Stored data:
============================================================

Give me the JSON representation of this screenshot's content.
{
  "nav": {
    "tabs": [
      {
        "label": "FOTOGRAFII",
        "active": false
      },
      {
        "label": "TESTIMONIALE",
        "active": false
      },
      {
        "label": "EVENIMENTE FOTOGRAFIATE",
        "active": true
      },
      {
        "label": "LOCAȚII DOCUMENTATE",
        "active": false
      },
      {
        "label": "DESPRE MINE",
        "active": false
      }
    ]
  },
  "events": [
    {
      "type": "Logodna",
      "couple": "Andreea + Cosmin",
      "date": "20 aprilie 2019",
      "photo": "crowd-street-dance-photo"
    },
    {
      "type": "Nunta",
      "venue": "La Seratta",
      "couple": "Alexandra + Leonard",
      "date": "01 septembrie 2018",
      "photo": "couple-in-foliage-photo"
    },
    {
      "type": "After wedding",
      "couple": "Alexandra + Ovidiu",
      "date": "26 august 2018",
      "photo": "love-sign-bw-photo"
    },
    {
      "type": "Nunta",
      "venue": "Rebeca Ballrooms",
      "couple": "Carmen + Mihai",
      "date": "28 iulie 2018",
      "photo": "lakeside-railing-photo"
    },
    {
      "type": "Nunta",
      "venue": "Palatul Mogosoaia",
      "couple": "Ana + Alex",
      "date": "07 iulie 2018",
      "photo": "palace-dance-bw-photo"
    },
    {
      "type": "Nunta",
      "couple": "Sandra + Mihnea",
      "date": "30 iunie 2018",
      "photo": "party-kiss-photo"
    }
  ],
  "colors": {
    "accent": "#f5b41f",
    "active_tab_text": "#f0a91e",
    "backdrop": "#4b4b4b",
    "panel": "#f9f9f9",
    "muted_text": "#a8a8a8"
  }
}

============================================================

◆ WRITTEN REQUEST
From the records above, extract each line exactly as shown.

◆ RESULT OF THE TASK
Give me the JSON representation of this screenshot's content.
{
  "nav": {
    "tabs": [
      {
        "label": "FOTOGRAFII",
        "active": false
      },
      {
        "label": "TESTIMONIALE",
        "active": false
      },
      {
        "label": "EVENIMENTE FOTOGRAFIATE",
        "active": true
      },
      {
        "label": "LOCAȚII DOCUMENTATE",
        "active": false
      },
      {
        "label": "DESPRE MINE",
        "active": false
      }
    ]
  },
  "events": [
    {
      "type": "Logodna",
      "couple": "Andreea + Cosmin",
      "date": "20 aprilie 2019",
      "photo": "crowd-street-dance-photo"
    },
    {
      "type": "Nunta",
      "venue": "La Seratta",
      "couple": "Alexandra + Leonard",
      "date": "01 septembrie 2018",
      "photo": "couple-in-foliage-photo"
    },
    {
      "type": "After wedding",
      "couple": "Alexandra + Ovidiu",
      "date": "26 august 2018",
      "photo": "love-sign-bw-photo"
    },
    {
      "type": "Nunta",
      "venue": "Rebeca Ballrooms",
      "couple": "Carmen + Mihai",
      "date": "28 iulie 2018",
      "photo": "lakeside-railing-photo"
    },
    {
      "type": "Nunta",
      "venue": "Palatul Mogosoaia",
      "couple": "Ana + Alex",
      "date": "07 iulie 2018",
      "photo": "palace-dance-bw-photo"
    },
    {
      "type": "Nunta",
      "couple": "Sandra + Mihnea",
      "date": "30 iunie 2018",
      "photo": "party-kiss-photo"
    }
  ],
  "colors": {
    "accent": "#f5b41f",
    "active_tab_text": "#f0a91e",
    "backdrop": "#4b4b4b",
    "panel": "#f9f9f9",
    "muted_text": "#a8a8a8"
  }
}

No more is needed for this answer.